# GOAL OF THE EXERCISE
All lines from the line containing "Extract all readable text from this page." up to and including the last line of the listing below should be echoed exactly; no other lines belong in the response.

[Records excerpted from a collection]

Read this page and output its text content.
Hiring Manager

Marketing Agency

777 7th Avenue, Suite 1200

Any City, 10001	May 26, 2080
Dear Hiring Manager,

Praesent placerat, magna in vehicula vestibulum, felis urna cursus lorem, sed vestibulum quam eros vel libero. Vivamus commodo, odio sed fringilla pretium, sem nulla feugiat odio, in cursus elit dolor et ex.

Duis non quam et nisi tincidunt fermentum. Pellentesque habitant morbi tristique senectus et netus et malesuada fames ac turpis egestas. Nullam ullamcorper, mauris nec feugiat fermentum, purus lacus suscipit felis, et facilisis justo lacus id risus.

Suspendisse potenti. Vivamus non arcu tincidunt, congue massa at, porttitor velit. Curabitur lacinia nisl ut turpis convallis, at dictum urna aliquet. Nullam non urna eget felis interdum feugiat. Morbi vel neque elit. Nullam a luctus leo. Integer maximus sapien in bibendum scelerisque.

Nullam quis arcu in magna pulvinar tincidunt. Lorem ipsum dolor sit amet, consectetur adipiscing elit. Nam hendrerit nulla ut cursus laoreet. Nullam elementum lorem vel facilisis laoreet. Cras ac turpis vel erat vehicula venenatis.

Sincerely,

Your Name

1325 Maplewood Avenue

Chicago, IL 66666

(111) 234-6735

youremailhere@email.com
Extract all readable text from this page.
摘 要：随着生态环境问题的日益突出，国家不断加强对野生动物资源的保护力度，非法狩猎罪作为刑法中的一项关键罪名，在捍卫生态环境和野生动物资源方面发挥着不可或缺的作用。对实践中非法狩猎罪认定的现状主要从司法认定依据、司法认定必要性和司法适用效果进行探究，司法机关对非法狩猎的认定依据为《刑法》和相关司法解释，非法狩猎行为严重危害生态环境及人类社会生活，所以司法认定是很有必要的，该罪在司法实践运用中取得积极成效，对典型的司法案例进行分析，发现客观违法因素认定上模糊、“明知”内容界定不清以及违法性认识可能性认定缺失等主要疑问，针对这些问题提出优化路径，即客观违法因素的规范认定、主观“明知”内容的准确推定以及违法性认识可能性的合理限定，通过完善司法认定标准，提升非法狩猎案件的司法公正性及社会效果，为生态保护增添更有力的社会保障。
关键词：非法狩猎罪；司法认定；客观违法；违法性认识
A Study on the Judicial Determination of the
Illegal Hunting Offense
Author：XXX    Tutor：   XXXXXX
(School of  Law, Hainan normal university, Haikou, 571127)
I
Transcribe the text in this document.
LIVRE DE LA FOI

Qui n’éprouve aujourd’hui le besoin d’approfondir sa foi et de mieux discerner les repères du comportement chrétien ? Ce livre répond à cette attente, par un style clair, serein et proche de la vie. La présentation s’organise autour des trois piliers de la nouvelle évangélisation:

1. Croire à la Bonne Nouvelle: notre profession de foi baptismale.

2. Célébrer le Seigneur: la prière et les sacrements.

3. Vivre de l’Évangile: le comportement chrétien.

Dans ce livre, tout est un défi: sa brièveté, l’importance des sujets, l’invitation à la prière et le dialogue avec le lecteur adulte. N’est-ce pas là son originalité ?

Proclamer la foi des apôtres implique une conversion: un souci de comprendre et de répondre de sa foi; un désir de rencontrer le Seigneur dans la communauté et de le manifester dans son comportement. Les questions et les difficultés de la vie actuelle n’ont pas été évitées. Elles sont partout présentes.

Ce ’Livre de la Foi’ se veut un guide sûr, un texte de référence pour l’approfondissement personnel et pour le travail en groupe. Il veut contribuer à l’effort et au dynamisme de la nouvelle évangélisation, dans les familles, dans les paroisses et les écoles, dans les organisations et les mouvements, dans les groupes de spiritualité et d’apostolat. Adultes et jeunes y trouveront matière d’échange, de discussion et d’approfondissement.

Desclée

# RESPONSE TO THIS TASK
Extract all readable text from this page.
摘 要：随着生态环境问题的日益突出，国家不断加强对野生动物资源的保护力度，非法狩猎罪作为刑法中的一项关键罪名，在捍卫生态环境和野生动物资源方面发挥着不可或缺的作用。对实践中非法狩猎罪认定的现状主要从司法认定依据、司法认定必要性和司法适用效果进行探究，司法机关对非法狩猎的认定依据为《刑法》和相关司法解释，非法狩猎行为严重危害生态环境及人类社会生活，所以司法认定是很有必要的，该罪在司法实践运用中取得积极成效，对典型的司法案例进行分析，发现客观违法因素认定上模糊、“明知”内容界定不清以及违法性认识可能性认定缺失等主要疑问，针对这些问题提出优化路径，即客观违法因素的规范认定、主观“明知”内容的准确推定以及违法性认识可能性的合理限定，通过完善司法认定标准，提升非法狩猎案件的司法公正性及社会效果，为生态保护增添更有力的社会保障。
关键词：非法狩猎罪；司法认定；客观违法；违法性认识
A Study on the Judicial Determination of the
Illegal Hunting Offense
Author：XXX    Tutor：   XXXXXX
(School of  Law, Hainan normal university, Haikou, 571127)
I
Transcribe the text in this document.
LIVRE DE LA FOI

Qui n’éprouve aujourd’hui le besoin d’approfondir sa foi et de mieux discerner les repères du comportement chrétien ? Ce livre répond à cette attente, par un style clair, serein et proche de la vie. La présentation s’organise autour des trois piliers de la nouvelle évangélisation:

1. Croire à la Bonne Nouvelle: notre profession de foi baptismale.

2. Célébrer le Seigneur: la prière et les sacrements.

3. Vivre de l’Évangile: le comportement chrétien.

Dans ce livre, tout est un défi: sa brièveté, l’importance des sujets, l’invitation à la prière et le dialogue avec le lecteur adulte. N’est-ce pas là son originalité ?

Proclamer la foi des apôtres implique une conversion: un souci de comprendre et de répondre de sa foi; un désir de rencontrer le Seigneur dans la communauté et de le manifester dans son comportement. Les questions et les difficultés de la vie actuelle n’ont pas été évitées. Elles sont partout présentes.

Ce ’Livre de la Foi’ se veut un guide sûr, un texte de référence pour l’approfondissement personnel et pour le travail en groupe. Il veut contribuer à l’effort et au dynamisme de la nouvelle évangélisation, dans les familles, dans les paroisses et les écoles, dans les organisations et les mouvements, dans les groupes de spiritualité et d’apostolat. Adultes et jeunes y trouveront matière d’échange, de discussion et d’approfondissement.

Desclée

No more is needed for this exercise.